● **GIVEN TEXT**:

+++

[R6RS] notes on paths

Fri May 26 09:51:42 EDT 2006

Under Unix, a filesystem path is a sequence of non-NUL bytes. A path is
shown to the user by decoding according to the current locale. (The
decoding may fail, in which case "?" is usually used in place of a byte
that is not part of an encoding sequence.) A user-supplied path (in
terms of "characters") is encoded according to the current locale to
produce a filesystem path.

Under Windows, a filesystem path is a sequence of non-NUL 16-bit
values. A path is shown to the user by UTF-16 decoding (which may fail
due to unpaired surrogates), and a user-supplied path is UTF-16 encoded
to produce a filesystem path.

Strings:

Any sequence of bytes or 16-bit values could be encoded into an R6RS
string, and in that way, strings could be used to encode filesystem
paths. However, a string surely should be interpreted as a
user-supplied path --- since strings will be used for literal paths,
etc. --- so a string should be locale-encoded or UTF-16-encoded to
produce a filesystem path.

Since the string encoding of a filesystem path may lose information,
library functions that produce paths (such as a function that returns
the content of a directory) shouldn't produce string encodings. Also, a
locale-independent representation is useful for programs that retain
paths across locale changes.

 Note: Although Java has a class to represent pathnames, the internal
 representation of a pathname is just a string. Java strings are 16-bit
 sequences, just like Windows filesystem paths, so it works fine there.
 But under Unix, with a typical locale, the directory-list library
 method can produce pathnames that do not actually exist, because
 encoding inserts "?" in place of unencodable parts of the filesystem
 path. Also, a path is locale-specific.

Byte vectors:

Of course, any sequence of bytes or 16-bit values could be encoded into
an R6RS byte vector. Unlike the case for strings, there's much less
reason to make the byte-vector encoding have anything to do with the
locale encoding, so a lossless encoding can be used.

A drawback of having library functions generate byte vectors, though,
is that the byte vectors are not human-readable (unless byte vectors
are by default printed using the current locale's encoding, which seems
like a bad idea for byte vectors in general).

A separate datatype:

By creating a separate datatype for paths, filesystems paths can be
reliably represented without loss of information, and the default
display mechanism for paths can be human-readable (e.g., encode the
bytes according the current locale before displaying).

The above is the chain of reasoning that led to the current design in
PLT Scheme. The conversion to a separate path datatype was painful, but
it's mostly fine now that we've converted. One remaining bit of pain is
writing libraries that accept both strings and path values for
pathnames; this is no problem when a string is needed for a pathname,
but it means that `path->string' conversions are frequently protected
by a `path?' test.

In some cases, a programmer wants to manipulate part of a path without
losing information in the rest of the path, such as replacing a ".tex"
suffix with ".dvi". Converting to a string and back might lose
information in the path before the suffix. To handle these cases, we
provide `path->bytes', and we define the byte-vector encoding in such a
way that, for sensible locales, consecutive ASCII characters in the
locale decoding map to consecutive ASCII values in the byte vector.
That's good enough in practice, because the path manipulations involve
just ASCII characters. Suffix replacement, for example, works on a byte
vector, and it converts the result back with `bytes->path'.

Matthew

+++

● **WRITTEN INSTRUCTION**:
Reproduce word for word the portion of the notes on filesystem paths starting with "Note: Although Java" and going on through "works fine there.". The records that follow come from a different source than the text.

(Extracted records)
+++

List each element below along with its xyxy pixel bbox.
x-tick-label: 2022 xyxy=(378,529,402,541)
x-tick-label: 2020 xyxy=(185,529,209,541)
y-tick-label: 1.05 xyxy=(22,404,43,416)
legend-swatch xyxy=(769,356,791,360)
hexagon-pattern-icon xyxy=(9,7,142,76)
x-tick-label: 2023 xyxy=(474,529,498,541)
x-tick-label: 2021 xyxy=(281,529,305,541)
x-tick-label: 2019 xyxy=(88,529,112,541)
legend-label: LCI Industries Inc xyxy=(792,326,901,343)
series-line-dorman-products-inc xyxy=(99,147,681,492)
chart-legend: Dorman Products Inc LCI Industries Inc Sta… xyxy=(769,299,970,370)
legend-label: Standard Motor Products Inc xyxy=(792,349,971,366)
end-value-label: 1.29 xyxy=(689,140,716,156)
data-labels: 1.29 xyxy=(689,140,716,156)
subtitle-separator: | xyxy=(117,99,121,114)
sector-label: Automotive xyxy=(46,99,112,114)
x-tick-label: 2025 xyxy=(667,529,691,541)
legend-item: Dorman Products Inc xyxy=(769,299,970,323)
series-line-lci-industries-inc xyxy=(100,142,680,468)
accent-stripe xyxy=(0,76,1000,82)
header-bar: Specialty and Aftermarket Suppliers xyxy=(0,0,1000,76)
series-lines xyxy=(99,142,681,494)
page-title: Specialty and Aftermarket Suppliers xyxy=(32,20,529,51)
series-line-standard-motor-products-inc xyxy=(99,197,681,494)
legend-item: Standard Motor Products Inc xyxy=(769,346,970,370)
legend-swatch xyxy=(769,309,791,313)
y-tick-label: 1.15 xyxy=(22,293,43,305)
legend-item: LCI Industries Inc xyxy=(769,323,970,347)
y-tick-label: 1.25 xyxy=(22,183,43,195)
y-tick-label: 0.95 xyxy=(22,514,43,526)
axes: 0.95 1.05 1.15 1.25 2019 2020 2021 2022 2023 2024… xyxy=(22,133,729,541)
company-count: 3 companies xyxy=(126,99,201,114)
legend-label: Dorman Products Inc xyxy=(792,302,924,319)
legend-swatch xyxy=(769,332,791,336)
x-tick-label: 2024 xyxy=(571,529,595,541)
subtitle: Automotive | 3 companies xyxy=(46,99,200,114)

+++

● **PROBLEM SOLUTION**:
Note: Although Java has a class to represent pathnames, the internal
 representation of a pathname is just a string. Java strings are 16-bit
 sequences, just like Windows filesystem paths, so it works fine there.